* _Selected extract_:
Mother Nature says, “Go forth and fornicate,” and we do. If two male chimpanzees fall upon each other in the heat of the moment, whether by choice or for lack of a better option, it’s a matter of complete indifference to the universe. The heavens won’t fall. The good and bad news is that our sex lives are equally irrelevant.
This is the way we are. If there is a God, it’s the way He/She/It made us. I hardly think we’ll be punished by simply doing what is in our most basic nature to do, even if some people don’t do it in ways that conform to the monogamous, heterosexual, lights-out, shades-drawn, missionary position methods favored by dull Christians (methods that they publicly claim to favor, that is).

* _Task to complete_: Can you repeat the passage on sex and human nature, beginning at the words "This is the" and stopping after "favor, that is).", substituting "practices" for "methods" each time it occurs?

* _Items_:
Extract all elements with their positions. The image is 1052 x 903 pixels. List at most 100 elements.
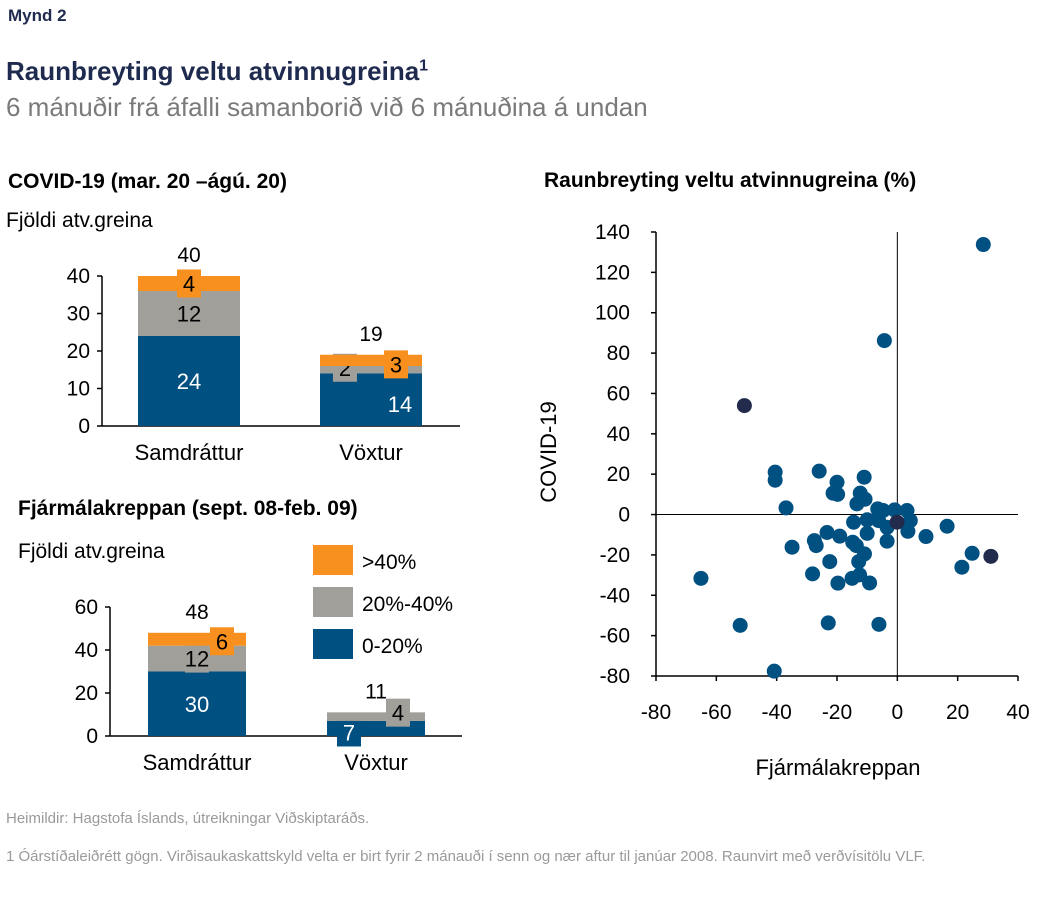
data-point (975, 237, 991, 253)
scatter-x-tick-label: -80 (641, 701, 671, 724)
scatter-y-tick-label: 100 (595, 302, 630, 325)
scatter-y-label: COVID-19 (536, 401, 561, 502)
figure-subtitle: 6 mánuðir frá áfalli samanborið við 6 má… (6, 92, 648, 122)
data-point (832, 528, 848, 544)
data-point (851, 554, 867, 570)
data-point (900, 523, 916, 539)
scatter-y-tick-label: 40 (607, 423, 630, 446)
data-point (820, 615, 836, 631)
covid-chart-title: COVID-19 (mar. 20 –ágú. 20) (8, 170, 287, 193)
bar-label-box (337, 718, 361, 747)
bar-value-label: 3 (390, 352, 402, 377)
bar-value-label: 14 (388, 392, 412, 417)
crisis-chart-ylabel: Fjöldi atv.greina (18, 540, 165, 563)
data-point (808, 538, 824, 554)
category-label: Vöxtur (344, 750, 408, 775)
bar-value-label: 4 (183, 272, 195, 297)
scatter-y-tick-label: 120 (595, 261, 630, 284)
bar-value-label: 24 (177, 369, 201, 394)
legend-swatch (313, 545, 353, 575)
y-tick-label: 0 (86, 725, 98, 748)
legend-label: >40% (362, 551, 416, 574)
scatter-x-tick-label: -40 (761, 701, 791, 724)
legend-label: 0-20% (362, 635, 423, 658)
highlighted-data-point (736, 398, 752, 414)
data-point (822, 554, 838, 570)
title-text: Raunbreyting veltu atvinnugreina (6, 56, 420, 86)
data-point (939, 518, 955, 534)
data-point (732, 617, 748, 633)
data-point (887, 502, 903, 518)
data-point (871, 616, 887, 632)
bar-total-label: 11 (365, 680, 387, 703)
category-label: Samdráttur (135, 440, 244, 465)
y-tick-label: 20 (75, 682, 98, 705)
data-point (879, 533, 895, 549)
y-tick-label: 20 (67, 340, 90, 363)
bar-segment->40% (320, 354, 422, 366)
crisis-chart-title: Fjármálakreppan (sept. 08-feb. 09) (18, 497, 358, 520)
title-footnote-mark: 1 (419, 57, 429, 75)
bar-label-box (386, 698, 410, 727)
data-point (876, 333, 892, 349)
highlighted-data-point (889, 514, 905, 530)
y-tick-label: 0 (78, 415, 90, 438)
bar-value-label: 7 (343, 720, 355, 745)
bar-value-label: 6 (216, 629, 228, 654)
bar-value-label: 4 (392, 701, 404, 726)
scatter-x-tick-label: 0 (891, 701, 903, 724)
data-point (862, 575, 878, 591)
scatter-x-tick-label: -20 (822, 701, 852, 724)
scatter-x-tick-label: 20 (946, 701, 969, 724)
legend-label: 20%-40% (362, 593, 453, 616)
data-point (859, 525, 875, 541)
covid-chart-ylabel: Fjöldi atv.greina (6, 209, 153, 232)
y-tick-label: 40 (75, 639, 98, 662)
figure-title: Raunbreyting veltu atvinnugreina1 (6, 56, 428, 87)
y-tick-label: 30 (67, 303, 90, 326)
bar-segment-0-20% (320, 373, 422, 426)
scatter-title: Raunbreyting veltu atvinnugreina (%) (544, 169, 917, 192)
category-label: Vöxtur (339, 440, 403, 465)
bar-segment-20%-40% (327, 712, 425, 721)
data-point (805, 566, 821, 582)
legend-swatch (313, 587, 353, 617)
scatter-y-tick-label: -40 (600, 584, 630, 607)
bar-label-box (210, 627, 234, 656)
bar-value-label: 12 (177, 302, 201, 327)
bar-total-label: 48 (185, 601, 208, 624)
bar-label-box (384, 350, 408, 379)
bar-segment-20%-40% (320, 366, 422, 374)
scatter-y-tick-label: -80 (600, 665, 630, 688)
data-point (784, 539, 800, 555)
data-point (859, 512, 875, 528)
data-point (830, 575, 846, 591)
bar-label-box (185, 644, 209, 673)
highlighted-data-point (983, 548, 999, 564)
figure-label: Mynd 2 (8, 6, 67, 25)
bar-label-box (177, 269, 201, 298)
scatter-y-tick-label: 0 (618, 504, 630, 527)
bar-segment-0-20% (138, 336, 240, 426)
data-point (693, 570, 709, 586)
data-point (844, 570, 860, 586)
data-point (918, 529, 934, 545)
data-point (954, 559, 970, 575)
y-tick-label: 40 (67, 265, 90, 288)
category-label: Samdráttur (143, 750, 252, 775)
data-point (964, 545, 980, 561)
data-point (830, 486, 846, 502)
bar-value-label: 12 (185, 647, 209, 672)
bar-segment-20%-40% (138, 291, 240, 336)
data-point (849, 496, 865, 512)
bar-total-label: 19 (359, 323, 382, 346)
footnote: 1 Óárstíðaleiðrétt gögn. Virðisaukaskatt… (6, 848, 926, 865)
scatter-y-tick-label: 60 (607, 382, 630, 405)
y-tick-label: 10 (67, 378, 90, 401)
scatter-y-tick-label: -60 (600, 625, 630, 648)
scatter-y-tick-label: -20 (600, 544, 630, 567)
scatter-y-tick-label: 140 (595, 221, 630, 244)
data-point (778, 500, 794, 516)
y-tick-label: 60 (75, 596, 98, 619)
data-point (846, 514, 862, 530)
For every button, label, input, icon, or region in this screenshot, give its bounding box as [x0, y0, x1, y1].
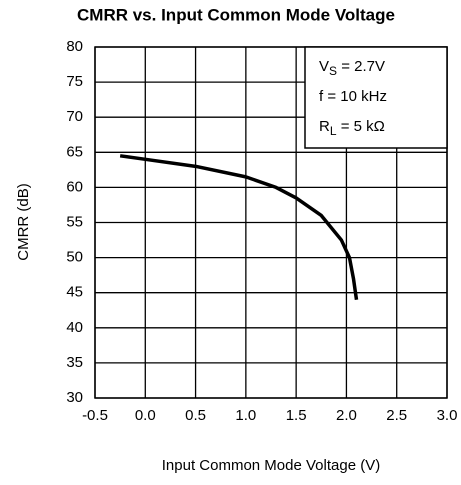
x-tick-label: 0.0 — [135, 407, 156, 424]
y-tick-label: 60 — [66, 178, 83, 195]
x-tick-label: 2.5 — [386, 407, 407, 424]
y-tick-label: 45 — [66, 284, 83, 301]
x-tick-label: 1.0 — [235, 407, 256, 424]
x-tick-label: 1.5 — [286, 407, 307, 424]
y-tick-label: 50 — [66, 249, 83, 266]
x-tick-label: -0.5 — [82, 407, 108, 424]
plot-frame — [94, 46, 448, 399]
annotation-text: R — [319, 118, 330, 135]
y-tick-label: 75 — [66, 73, 83, 90]
y-tick-label: 35 — [66, 354, 83, 371]
annotation-text: = 5 kΩ — [337, 118, 385, 135]
annotation-subscript: L — [330, 124, 337, 138]
annotation-text: = 2.7V — [337, 58, 385, 75]
x-tick-label: 2.0 — [336, 407, 357, 424]
x-tick-label: 0.5 — [185, 407, 206, 424]
annotation-subscript: S — [329, 64, 337, 78]
line-series — [119, 154, 359, 300]
annotation: RL = 5 kΩ — [319, 118, 385, 138]
y-tick-label: 80 — [66, 38, 83, 55]
annotation-text: V — [319, 58, 329, 75]
annotation: VS = 2.7V — [319, 58, 385, 78]
annotation: f = 10 kHz — [319, 88, 387, 105]
y-tick-label: 55 — [66, 213, 83, 230]
y-axis-label: CMRR (dB) — [15, 183, 32, 261]
annotation-box — [304, 46, 448, 149]
annotation-text: f = 10 kHz — [319, 88, 387, 105]
y-tick-label: 30 — [66, 389, 83, 406]
y-tick-label: 65 — [66, 143, 83, 160]
chart-title: CMRR vs. Input Common Mode Voltage — [77, 5, 395, 24]
y-tick-label: 70 — [66, 108, 83, 125]
y-tick-label: 40 — [66, 319, 83, 336]
x-tick-label: 3.0 — [437, 407, 458, 424]
x-axis-label: Input Common Mode Voltage (V) — [162, 457, 380, 474]
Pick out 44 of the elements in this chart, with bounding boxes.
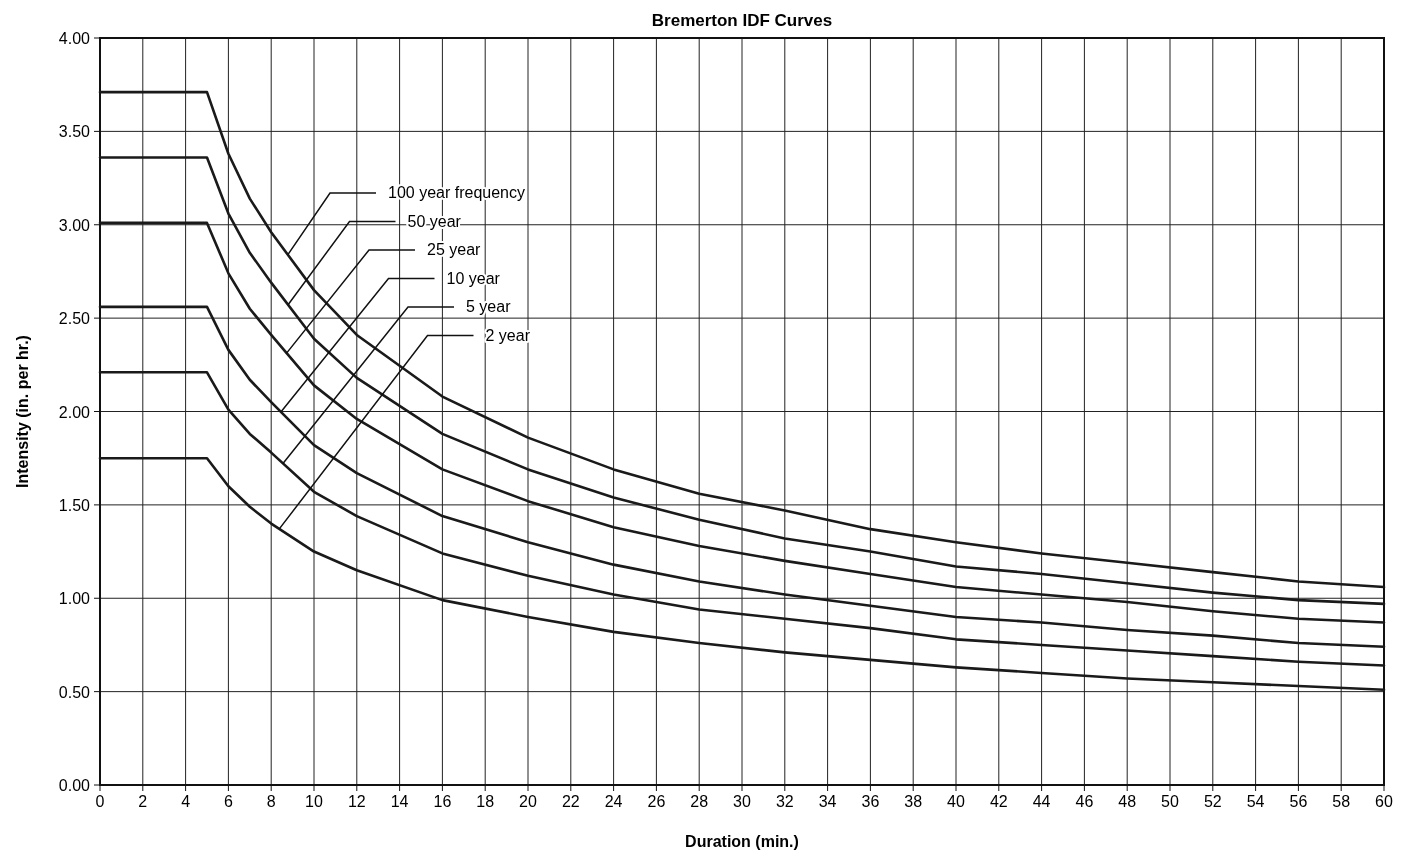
x-tick-label: 46 <box>1075 793 1094 810</box>
x-tick-label: 42 <box>989 793 1008 810</box>
y-tick-label: 0.50 <box>58 683 91 701</box>
y-tick-label: 1.00 <box>58 590 91 608</box>
y-tick-label: 4.00 <box>58 30 91 47</box>
x-tick-label: 56 <box>1289 793 1308 810</box>
x-tick-label: 18 <box>476 793 495 810</box>
x-axis-title: Duration (min.) <box>685 833 799 850</box>
x-tick-label: 36 <box>861 793 880 810</box>
annotation: 2 year <box>485 326 531 344</box>
x-tick-label: 34 <box>818 793 837 810</box>
y-tick-label: 2.50 <box>58 310 91 328</box>
x-tick-label: 60 <box>1375 793 1393 810</box>
x-tick-label: 22 <box>561 793 580 810</box>
chart-title: Bremerton IDF Curves <box>651 11 833 30</box>
x-tick-label: 2 <box>138 793 148 810</box>
x-tick-label: 44 <box>1032 793 1051 810</box>
x-tick-label: 10 <box>305 793 323 810</box>
y-tick-label: 0.00 <box>58 777 91 794</box>
x-tick-label: 0 <box>95 793 105 810</box>
y-tick-label: 3.50 <box>58 123 91 141</box>
x-tick-label: 4 <box>181 793 191 810</box>
y-tick-label: 3.00 <box>58 216 91 234</box>
x-tick-label: 8 <box>266 793 276 810</box>
x-tick-label: 26 <box>647 793 666 810</box>
y-tick-label: 1.50 <box>58 496 91 514</box>
x-tick-label: 12 <box>347 793 366 810</box>
x-tick-label: 40 <box>947 793 965 810</box>
x-tick-label: 52 <box>1203 793 1222 810</box>
x-tick-label: 32 <box>775 793 794 810</box>
x-tick-label: 30 <box>733 793 751 810</box>
x-tick-label: 16 <box>433 793 452 810</box>
x-tick-label: 14 <box>390 793 409 810</box>
x-tick-label: 24 <box>604 793 623 810</box>
x-tick-label: 6 <box>223 793 233 810</box>
x-tick-label: 54 <box>1246 793 1265 810</box>
x-tick-label: 48 <box>1118 793 1137 810</box>
x-tick-label: 38 <box>904 793 923 810</box>
y-tick-label: 2.00 <box>58 403 91 421</box>
x-tick-label: 28 <box>690 793 709 810</box>
y-axis-title: Intensity (in. per hr.) <box>14 335 31 488</box>
x-tick-label: 50 <box>1161 793 1179 810</box>
x-tick-label: 58 <box>1332 793 1351 810</box>
x-tick-label: 20 <box>519 793 537 810</box>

* _Solution to the exercise_:
This is the way we are. If there is a God, it’s the way He/She/It made us. I hardly think we’ll be punished by simply doing what is in our most basic nature to do, even if some people don’t do it in ways that conform to the monogamous, heterosexual, lights-out, shades-drawn, missionary position practices favored by dull Christians (practices that they publicly claim to favor, that is).